▼
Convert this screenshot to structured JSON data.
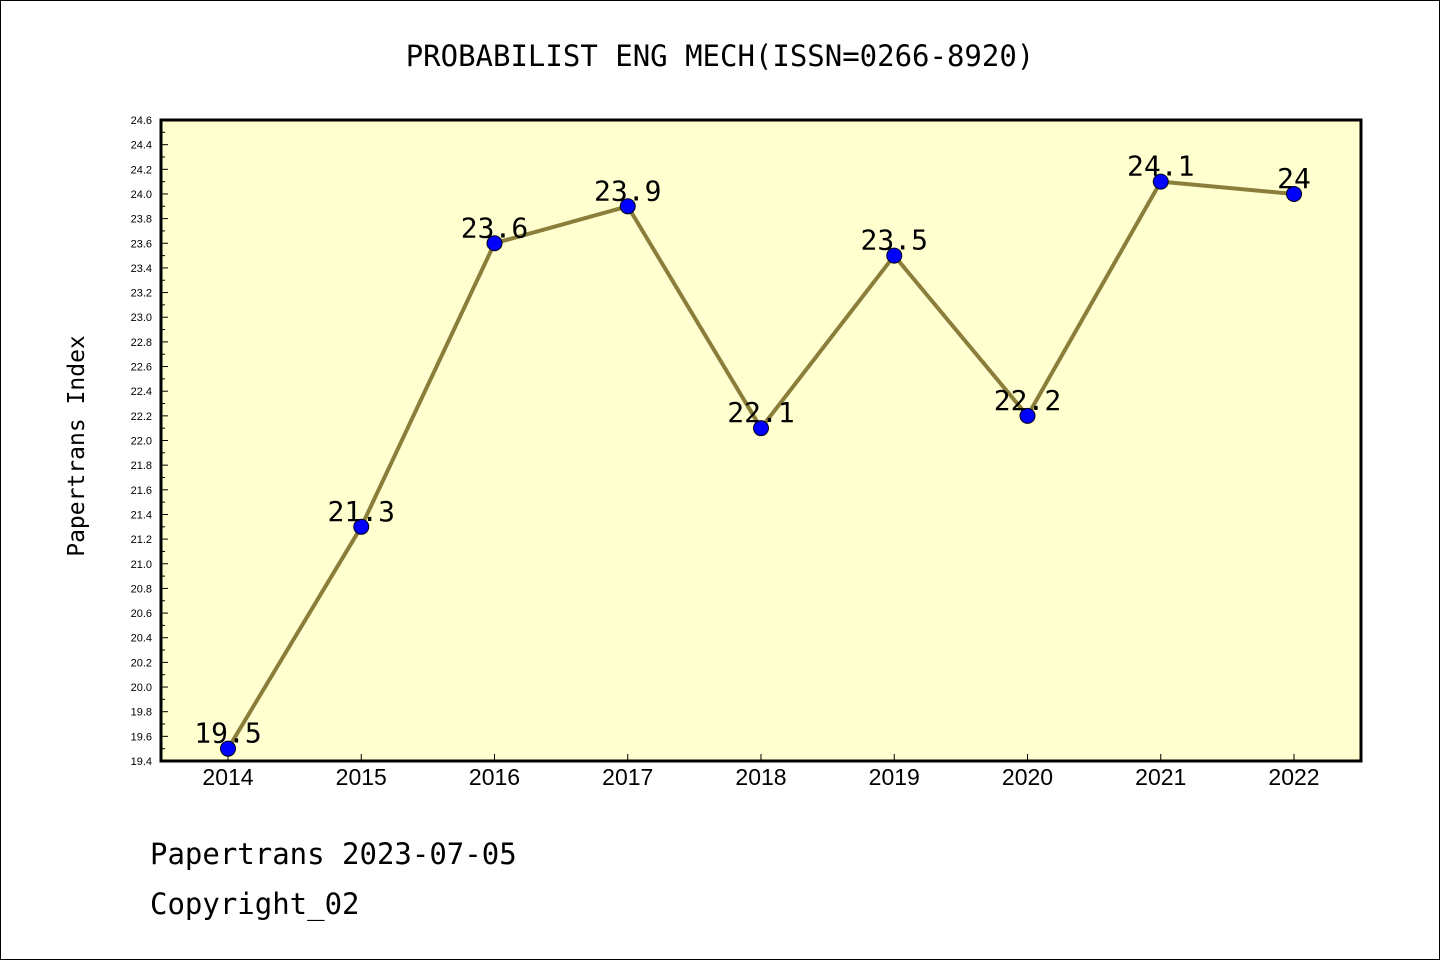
{
  "chart_data": {
    "type": "line",
    "title": "PROBABILIST ENG MECH(ISSN=0266-8920)",
    "ylabel": "Papertrans Index",
    "xlabel": "",
    "categories": [
      "2014",
      "2015",
      "2016",
      "2017",
      "2018",
      "2019",
      "2020",
      "2021",
      "2022"
    ],
    "series": [
      {
        "values": [
          19.5,
          21.3,
          23.6,
          23.9,
          22.1,
          23.5,
          22.2,
          24.1,
          24.0
        ]
      }
    ],
    "data_labels": [
      "19.5",
      "21.3",
      "23.6",
      "23.9",
      "22.1",
      "23.5",
      "22.2",
      "24.1",
      "24"
    ],
    "ylim": [
      19.4,
      24.6
    ],
    "yticks": [
      "19.4",
      "19.6",
      "19.8",
      "20.0",
      "20.2",
      "20.4",
      "20.6",
      "20.8",
      "21.0",
      "21.2",
      "21.4",
      "21.6",
      "21.8",
      "22.0",
      "22.2",
      "22.4",
      "22.6",
      "22.8",
      "23.0",
      "23.2",
      "23.4",
      "23.6",
      "23.8",
      "24.0",
      "24.2",
      "24.4",
      "24.6"
    ],
    "grid": false,
    "colors": {
      "plot_background": "#ffffd0",
      "line": "#8b7d3a",
      "marker": "#0000ff"
    }
  },
  "footer": {
    "line1": "Papertrans 2023-07-05",
    "line2": "Copyright_02"
  }
}
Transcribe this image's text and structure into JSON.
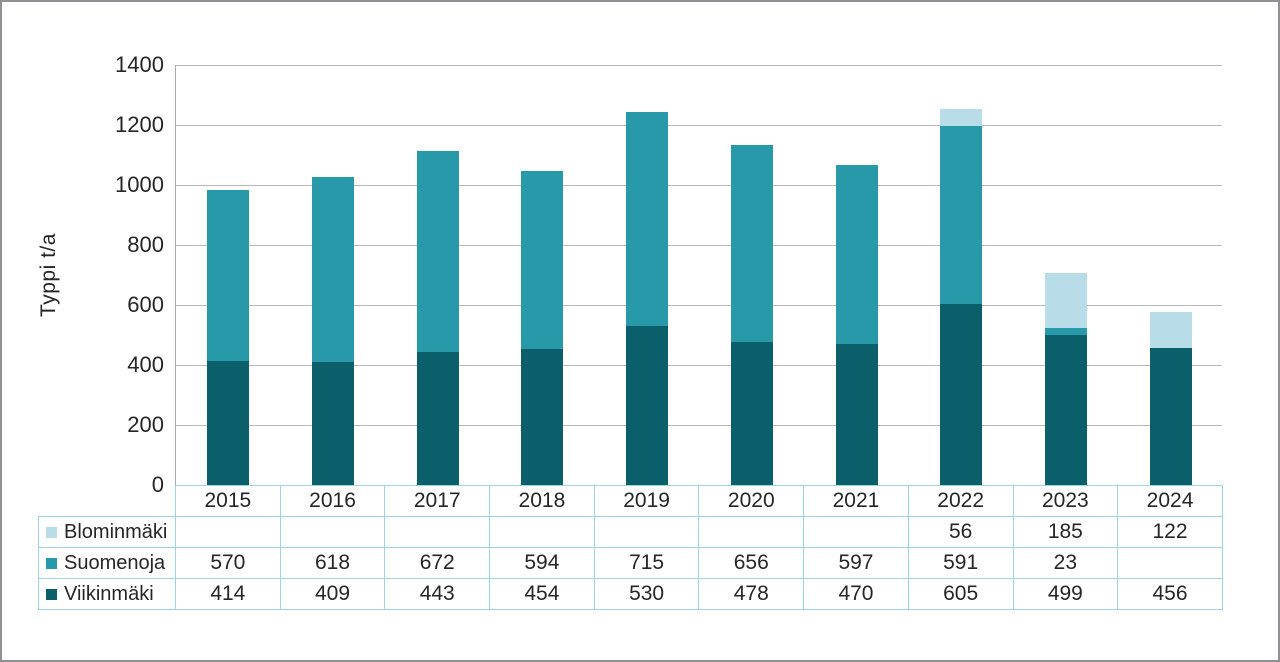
{
  "chart_data": {
    "type": "bar",
    "stacked": true,
    "title": "",
    "xlabel": "",
    "ylabel": "Typpi t/a",
    "ylim": [
      0,
      1400
    ],
    "yticks": [
      0,
      200,
      400,
      600,
      800,
      1000,
      1200,
      1400
    ],
    "grid": true,
    "legend_position": "table-left",
    "categories": [
      "2015",
      "2016",
      "2017",
      "2018",
      "2019",
      "2020",
      "2021",
      "2022",
      "2023",
      "2024"
    ],
    "series": [
      {
        "name": "Blominmäki",
        "color": "#b9dde8",
        "values": [
          null,
          null,
          null,
          null,
          null,
          null,
          null,
          56,
          185,
          122
        ]
      },
      {
        "name": "Suomenoja",
        "color": "#2799a9",
        "values": [
          570,
          618,
          672,
          594,
          715,
          656,
          597,
          591,
          23,
          null
        ]
      },
      {
        "name": "Viikinmäki",
        "color": "#0b5f6b",
        "values": [
          414,
          409,
          443,
          454,
          530,
          478,
          470,
          605,
          499,
          456
        ]
      }
    ],
    "stack_order": [
      "Viikinmäki",
      "Suomenoja",
      "Blominmäki"
    ],
    "colors": {
      "gridline": "#b8b8b8",
      "axis_line": "#ababab",
      "table_border": "#9cd5df",
      "text": "#262626",
      "frame_border": "#8f8f94",
      "background": "#ffffff"
    }
  }
}
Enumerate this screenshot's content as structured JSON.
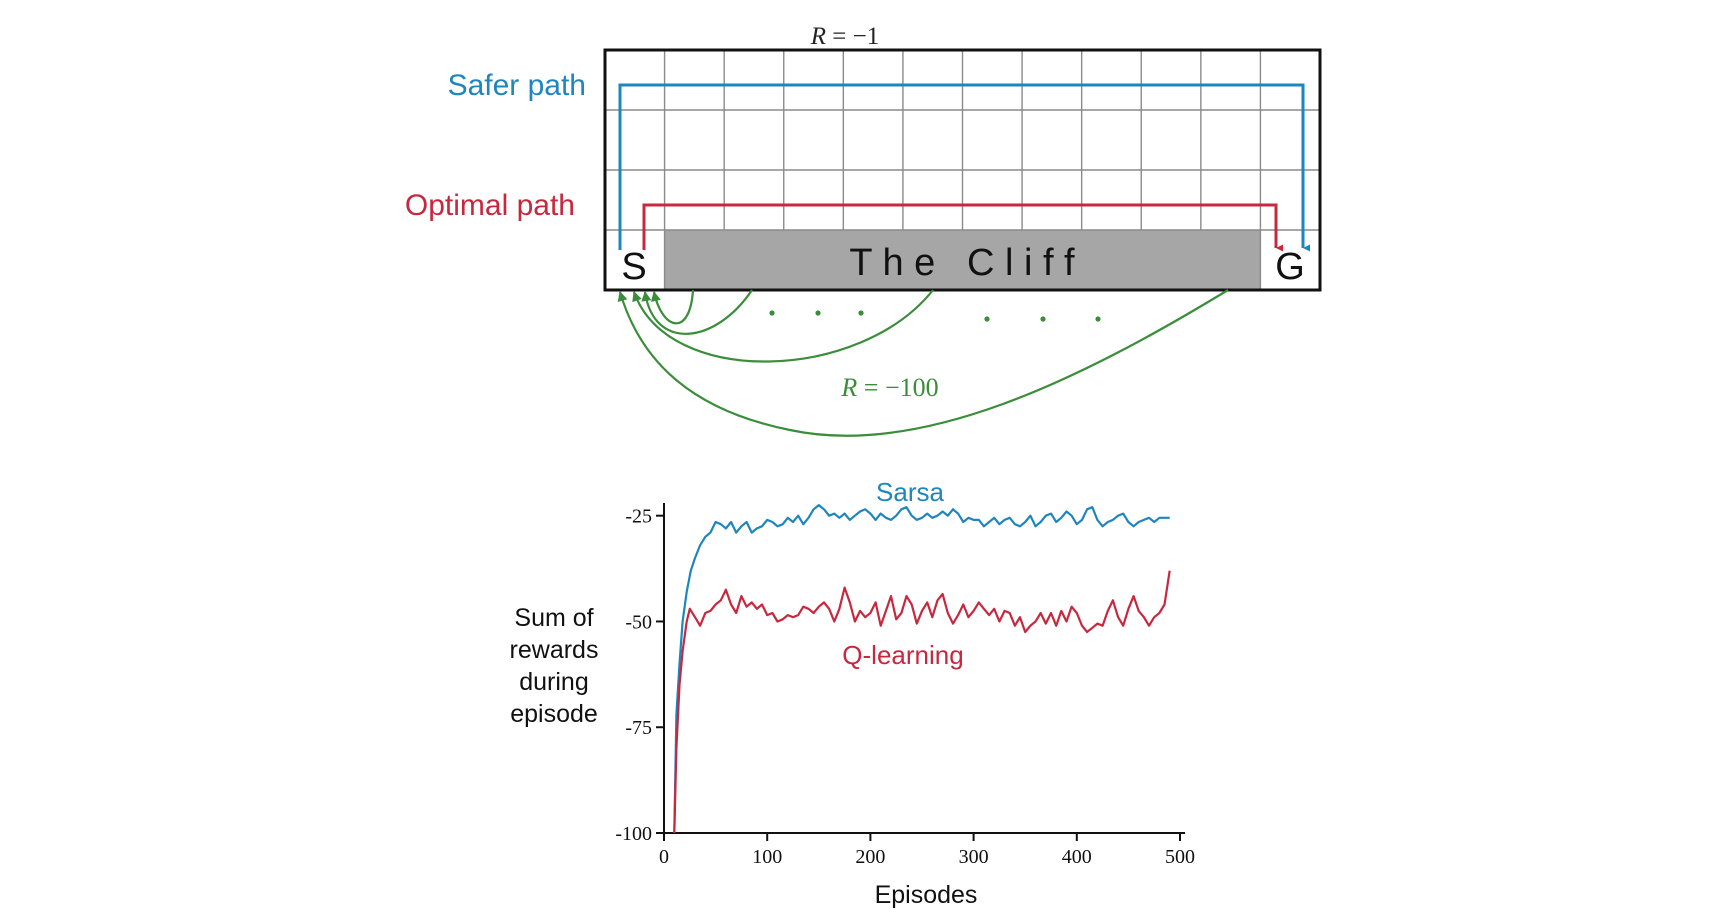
{
  "colors": {
    "blue": "#1f86bd",
    "red": "#c8283e",
    "green": "#3a8d3a",
    "cliff": "#a6a6a6",
    "grid": "#8a8a8a",
    "black": "#111111"
  },
  "gridworld": {
    "reward_step_prefix": "R",
    "reward_step_value": " = −1",
    "safer_path_label": "Safer path",
    "optimal_path_label": "Optimal path",
    "start_label": "S",
    "goal_label": "G",
    "cliff_label": "T h e   C l i f f",
    "cliff_reward_prefix": "R",
    "cliff_reward_value": " = −100",
    "columns": 12,
    "rows": 4
  },
  "chart_data": {
    "type": "line",
    "title": "",
    "xlabel": "Episodes",
    "ylabel_lines": [
      "Sum of",
      "rewards",
      "during",
      "episode"
    ],
    "xlim": [
      0,
      500
    ],
    "ylim": [
      -100,
      -20
    ],
    "x_ticks": [
      0,
      100,
      200,
      300,
      400,
      500
    ],
    "y_ticks": [
      -25,
      -50,
      -75,
      -100
    ],
    "grid": false,
    "series": [
      {
        "name": "Sarsa",
        "color": "#1f86bd",
        "x": [
          10,
          12,
          15,
          18,
          22,
          26,
          30,
          35,
          40,
          45,
          50,
          55,
          60,
          65,
          70,
          75,
          80,
          85,
          90,
          95,
          100,
          105,
          110,
          115,
          120,
          125,
          130,
          135,
          140,
          145,
          150,
          155,
          160,
          165,
          170,
          175,
          180,
          185,
          190,
          195,
          200,
          205,
          210,
          215,
          220,
          225,
          230,
          235,
          240,
          245,
          250,
          255,
          260,
          265,
          270,
          275,
          280,
          285,
          290,
          295,
          300,
          305,
          310,
          315,
          320,
          325,
          330,
          335,
          340,
          345,
          350,
          355,
          360,
          365,
          370,
          375,
          380,
          385,
          390,
          395,
          400,
          405,
          410,
          415,
          420,
          425,
          430,
          435,
          440,
          445,
          450,
          455,
          460,
          465,
          470,
          475,
          480,
          485,
          490
        ],
        "values": [
          -100,
          -72,
          -60,
          -50,
          -43,
          -38,
          -35,
          -32,
          -30,
          -29,
          -26.5,
          -27,
          -28,
          -26.5,
          -29,
          -27.5,
          -26.5,
          -29,
          -28,
          -27.5,
          -26,
          -26.5,
          -27.5,
          -27,
          -25.5,
          -26.5,
          -25,
          -27,
          -25.5,
          -23.5,
          -22.5,
          -23.5,
          -25,
          -24.5,
          -25.5,
          -24.5,
          -26,
          -25,
          -24,
          -23.5,
          -24.5,
          -26,
          -24.5,
          -25.5,
          -26,
          -25,
          -23.5,
          -23,
          -25,
          -26,
          -25.5,
          -24.5,
          -25.5,
          -25,
          -24,
          -25,
          -23.5,
          -24.5,
          -26.5,
          -25.5,
          -26,
          -26,
          -27.5,
          -26.5,
          -25.5,
          -27,
          -26,
          -25.5,
          -27,
          -27.5,
          -26.5,
          -25,
          -27.5,
          -26.5,
          -25,
          -24.5,
          -26.5,
          -25.5,
          -24,
          -25,
          -27,
          -26,
          -23.5,
          -23,
          -26,
          -27.5,
          -26.5,
          -26,
          -25,
          -24.5,
          -26.5,
          -27.5,
          -26.5,
          -26,
          -25.5,
          -26.5,
          -25.5,
          -25.5,
          -25.5
        ]
      },
      {
        "name": "Q-learning",
        "color": "#c8283e",
        "x": [
          10,
          12,
          15,
          18,
          22,
          25,
          30,
          35,
          40,
          45,
          50,
          55,
          60,
          65,
          70,
          75,
          80,
          85,
          90,
          95,
          100,
          105,
          110,
          115,
          120,
          125,
          130,
          135,
          140,
          145,
          150,
          155,
          160,
          165,
          170,
          175,
          180,
          185,
          190,
          195,
          200,
          205,
          210,
          215,
          220,
          225,
          230,
          235,
          240,
          245,
          250,
          255,
          260,
          265,
          270,
          275,
          280,
          285,
          290,
          295,
          300,
          305,
          310,
          315,
          320,
          325,
          330,
          335,
          340,
          345,
          350,
          355,
          360,
          365,
          370,
          375,
          380,
          385,
          390,
          395,
          400,
          405,
          410,
          415,
          420,
          425,
          430,
          435,
          440,
          445,
          450,
          455,
          460,
          465,
          470,
          475,
          480,
          485,
          490
        ],
        "values": [
          -100,
          -80,
          -65,
          -57,
          -50,
          -47,
          -49,
          -51,
          -48,
          -47.5,
          -46,
          -45,
          -42.5,
          -46,
          -48,
          -44,
          -46.5,
          -45.5,
          -47,
          -46,
          -48.5,
          -48,
          -50,
          -49.5,
          -48.5,
          -49,
          -48.5,
          -46.5,
          -47,
          -48,
          -46.5,
          -45.5,
          -47,
          -50,
          -47,
          -42,
          -45.5,
          -50,
          -47.5,
          -49,
          -48,
          -45.5,
          -51,
          -47.5,
          -44,
          -49.5,
          -48,
          -44,
          -46,
          -50.5,
          -47.5,
          -45.5,
          -49,
          -45,
          -43.5,
          -48,
          -50.5,
          -48.5,
          -46,
          -49,
          -47.5,
          -45.5,
          -47,
          -48.5,
          -47,
          -50,
          -47.5,
          -48,
          -51,
          -49,
          -52.5,
          -51,
          -50,
          -48,
          -50.5,
          -48,
          -51,
          -47.5,
          -50,
          -46.5,
          -48,
          -51,
          -52.5,
          -51.5,
          -50.5,
          -51,
          -47.5,
          -45,
          -49,
          -51,
          -47,
          -44,
          -47.5,
          -49,
          -51,
          -49,
          -48,
          -46,
          -38
        ]
      }
    ]
  }
}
▲
Of the lines in this material, state how many hold the string "structured". Write no other words.

Result for this exercise: 2